▶ [TUJUAN LATIHAN] Kutiplah tanpa perubahan baris-baris berikut, dimulai dari baris yang memuat "table-row: 23 10.12" dan terus sampai baris yang memuat "0, 183, 21]". Kedua baris batas itu ikut dikutip.

▶ [INFORMASI HASIL EKSTRAKSI]
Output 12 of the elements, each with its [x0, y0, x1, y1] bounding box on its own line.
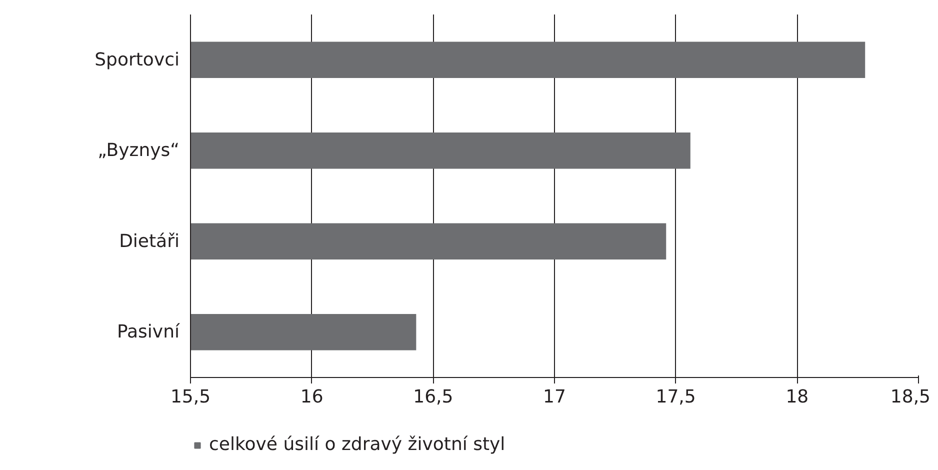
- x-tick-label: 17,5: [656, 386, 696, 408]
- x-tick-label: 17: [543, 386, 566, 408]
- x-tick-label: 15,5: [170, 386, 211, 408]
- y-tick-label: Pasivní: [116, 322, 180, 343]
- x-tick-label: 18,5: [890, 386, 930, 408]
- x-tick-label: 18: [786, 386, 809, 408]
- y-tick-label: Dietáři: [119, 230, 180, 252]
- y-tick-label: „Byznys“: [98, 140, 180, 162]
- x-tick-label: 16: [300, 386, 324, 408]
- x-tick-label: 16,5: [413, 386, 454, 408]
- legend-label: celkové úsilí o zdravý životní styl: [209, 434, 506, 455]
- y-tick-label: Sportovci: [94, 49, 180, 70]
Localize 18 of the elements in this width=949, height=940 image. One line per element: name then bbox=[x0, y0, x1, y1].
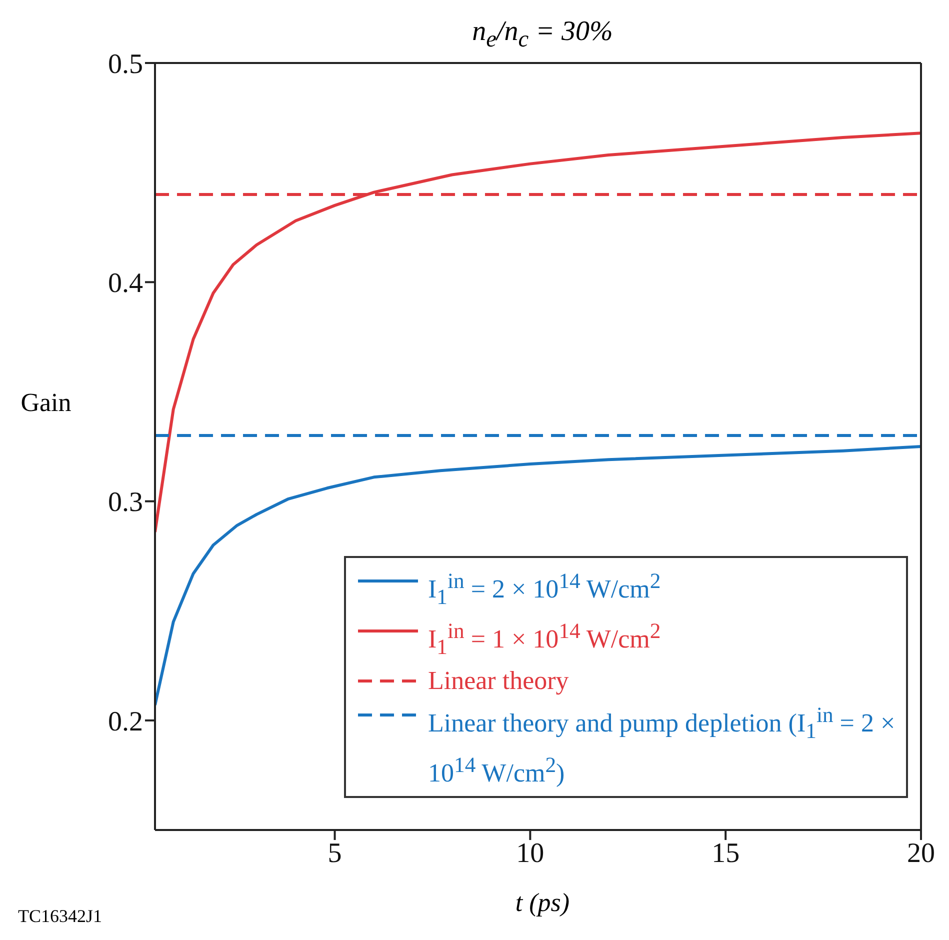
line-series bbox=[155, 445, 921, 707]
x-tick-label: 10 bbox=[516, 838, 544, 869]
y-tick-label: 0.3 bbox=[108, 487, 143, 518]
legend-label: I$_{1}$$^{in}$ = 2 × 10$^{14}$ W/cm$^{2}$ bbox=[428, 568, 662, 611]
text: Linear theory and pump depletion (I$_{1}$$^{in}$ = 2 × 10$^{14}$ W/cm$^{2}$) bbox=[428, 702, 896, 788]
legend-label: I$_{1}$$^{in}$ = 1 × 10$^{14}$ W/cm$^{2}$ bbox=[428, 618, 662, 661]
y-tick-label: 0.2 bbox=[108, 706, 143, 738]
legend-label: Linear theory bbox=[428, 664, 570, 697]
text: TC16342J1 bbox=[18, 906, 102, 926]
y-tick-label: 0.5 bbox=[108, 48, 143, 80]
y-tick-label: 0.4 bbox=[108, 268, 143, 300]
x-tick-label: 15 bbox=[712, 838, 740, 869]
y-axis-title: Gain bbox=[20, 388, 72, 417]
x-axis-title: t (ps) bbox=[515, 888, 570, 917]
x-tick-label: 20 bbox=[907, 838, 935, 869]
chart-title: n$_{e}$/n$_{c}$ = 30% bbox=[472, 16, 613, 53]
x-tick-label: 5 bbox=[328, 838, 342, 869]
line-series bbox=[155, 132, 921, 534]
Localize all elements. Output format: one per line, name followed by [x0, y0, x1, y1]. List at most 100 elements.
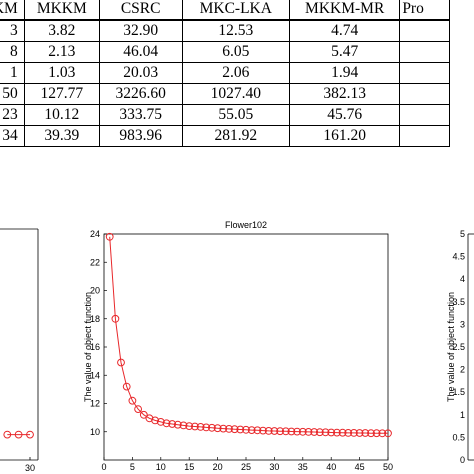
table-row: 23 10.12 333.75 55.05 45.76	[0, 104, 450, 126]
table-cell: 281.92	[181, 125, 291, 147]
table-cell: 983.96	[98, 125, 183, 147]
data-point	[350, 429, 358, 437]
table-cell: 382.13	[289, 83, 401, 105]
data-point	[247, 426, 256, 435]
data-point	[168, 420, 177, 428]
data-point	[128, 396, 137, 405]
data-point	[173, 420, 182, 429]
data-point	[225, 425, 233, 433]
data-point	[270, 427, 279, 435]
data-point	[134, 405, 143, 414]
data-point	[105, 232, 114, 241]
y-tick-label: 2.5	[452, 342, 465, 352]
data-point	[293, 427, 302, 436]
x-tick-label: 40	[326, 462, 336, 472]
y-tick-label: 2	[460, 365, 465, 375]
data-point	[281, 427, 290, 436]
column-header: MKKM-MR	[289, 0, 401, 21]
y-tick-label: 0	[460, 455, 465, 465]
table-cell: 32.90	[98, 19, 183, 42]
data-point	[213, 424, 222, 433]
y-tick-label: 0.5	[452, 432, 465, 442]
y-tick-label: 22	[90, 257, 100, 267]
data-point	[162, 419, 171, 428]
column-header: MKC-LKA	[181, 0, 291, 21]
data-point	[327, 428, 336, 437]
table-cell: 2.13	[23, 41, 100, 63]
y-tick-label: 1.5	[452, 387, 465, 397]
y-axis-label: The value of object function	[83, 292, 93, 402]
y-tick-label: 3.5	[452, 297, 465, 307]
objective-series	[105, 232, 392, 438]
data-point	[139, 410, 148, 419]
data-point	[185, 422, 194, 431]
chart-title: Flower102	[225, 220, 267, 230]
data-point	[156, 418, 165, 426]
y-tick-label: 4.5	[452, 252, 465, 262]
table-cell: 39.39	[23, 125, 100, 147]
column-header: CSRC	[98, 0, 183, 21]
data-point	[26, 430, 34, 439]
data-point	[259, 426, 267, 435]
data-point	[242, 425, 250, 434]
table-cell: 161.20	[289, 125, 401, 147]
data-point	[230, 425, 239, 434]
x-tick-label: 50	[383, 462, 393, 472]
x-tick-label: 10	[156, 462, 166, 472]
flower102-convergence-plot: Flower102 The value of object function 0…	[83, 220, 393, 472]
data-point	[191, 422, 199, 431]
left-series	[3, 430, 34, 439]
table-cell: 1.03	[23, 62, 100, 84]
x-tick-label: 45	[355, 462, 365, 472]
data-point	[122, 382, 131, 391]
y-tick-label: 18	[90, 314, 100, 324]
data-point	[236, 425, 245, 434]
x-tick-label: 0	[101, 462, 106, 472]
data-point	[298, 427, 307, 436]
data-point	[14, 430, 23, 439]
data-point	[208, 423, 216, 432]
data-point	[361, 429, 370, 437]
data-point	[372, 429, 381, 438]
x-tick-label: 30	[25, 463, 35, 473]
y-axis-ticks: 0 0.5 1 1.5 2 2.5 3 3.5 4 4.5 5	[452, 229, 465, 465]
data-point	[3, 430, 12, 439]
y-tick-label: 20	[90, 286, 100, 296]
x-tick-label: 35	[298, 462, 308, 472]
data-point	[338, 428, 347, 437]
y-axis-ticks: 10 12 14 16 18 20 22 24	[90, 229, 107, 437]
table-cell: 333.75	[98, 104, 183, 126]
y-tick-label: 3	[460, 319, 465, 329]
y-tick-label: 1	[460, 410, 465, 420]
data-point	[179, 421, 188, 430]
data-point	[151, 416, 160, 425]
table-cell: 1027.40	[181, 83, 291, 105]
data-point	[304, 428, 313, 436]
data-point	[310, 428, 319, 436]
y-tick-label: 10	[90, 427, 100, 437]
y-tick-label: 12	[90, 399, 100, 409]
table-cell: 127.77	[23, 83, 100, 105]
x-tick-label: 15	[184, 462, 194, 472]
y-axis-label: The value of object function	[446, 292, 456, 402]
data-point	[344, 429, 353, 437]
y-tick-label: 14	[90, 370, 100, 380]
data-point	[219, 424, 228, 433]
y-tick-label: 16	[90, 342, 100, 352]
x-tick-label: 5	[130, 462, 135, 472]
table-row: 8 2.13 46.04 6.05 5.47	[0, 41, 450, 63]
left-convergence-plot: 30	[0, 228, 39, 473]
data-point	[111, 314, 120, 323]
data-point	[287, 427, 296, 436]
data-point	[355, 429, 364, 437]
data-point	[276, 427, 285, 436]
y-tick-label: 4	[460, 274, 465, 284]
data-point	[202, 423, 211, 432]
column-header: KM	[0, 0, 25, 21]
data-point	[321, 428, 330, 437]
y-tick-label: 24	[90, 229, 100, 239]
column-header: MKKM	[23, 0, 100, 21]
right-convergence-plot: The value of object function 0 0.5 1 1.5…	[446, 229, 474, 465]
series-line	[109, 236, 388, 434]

▶ [JAWABAN YANG DIHARAPKAN]
table-row: 23 10.12 333.75 55.05 45.76	[0, 104, 450, 126]
table-cell: 281.92	[181, 125, 291, 147]
table-cell: 983.96	[98, 125, 183, 147]
data-point	[350, 429, 358, 437]
table-cell: 382.13	[289, 83, 401, 105]
data-point	[247, 426, 256, 435]
data-point	[168, 420, 177, 428]
data-point	[128, 396, 137, 405]
data-point	[173, 420, 182, 429]
data-point	[225, 425, 233, 433]
data-point	[270, 427, 279, 435]
data-point	[134, 405, 143, 414]
data-point	[105, 232, 114, 241]
y-tick-label: 2.5	[452, 342, 465, 352]
data-point	[293, 427, 302, 436]
x-tick-label: 40	[326, 462, 336, 472]
y-tick-label: 2	[460, 365, 465, 375]
data-point	[281, 427, 290, 436]
column-header: MKKM-MR	[289, 0, 401, 21]
y-tick-label: 0	[460, 455, 465, 465]
table-cell: 32.90	[98, 19, 183, 42]
data-point	[213, 424, 222, 433]
y-tick-label: 0.5	[452, 432, 465, 442]
y-tick-label: 22	[90, 257, 100, 267]
data-point	[162, 419, 171, 428]
column-header: MKC-LKA	[181, 0, 291, 21]
data-point	[327, 428, 336, 437]
table-cell: 2.13	[23, 41, 100, 63]
y-tick-label: 1.5	[452, 387, 465, 397]
y-axis-label: The value of object function	[83, 292, 93, 402]
y-tick-label: 3.5	[452, 297, 465, 307]
objective-series	[105, 232, 392, 438]
data-point	[139, 410, 148, 419]
data-point	[185, 422, 194, 431]
chart-title: Flower102	[225, 220, 267, 230]
data-point	[156, 418, 165, 426]
y-tick-label: 4.5	[452, 252, 465, 262]
table-cell: 39.39	[23, 125, 100, 147]
column-header: CSRC	[98, 0, 183, 21]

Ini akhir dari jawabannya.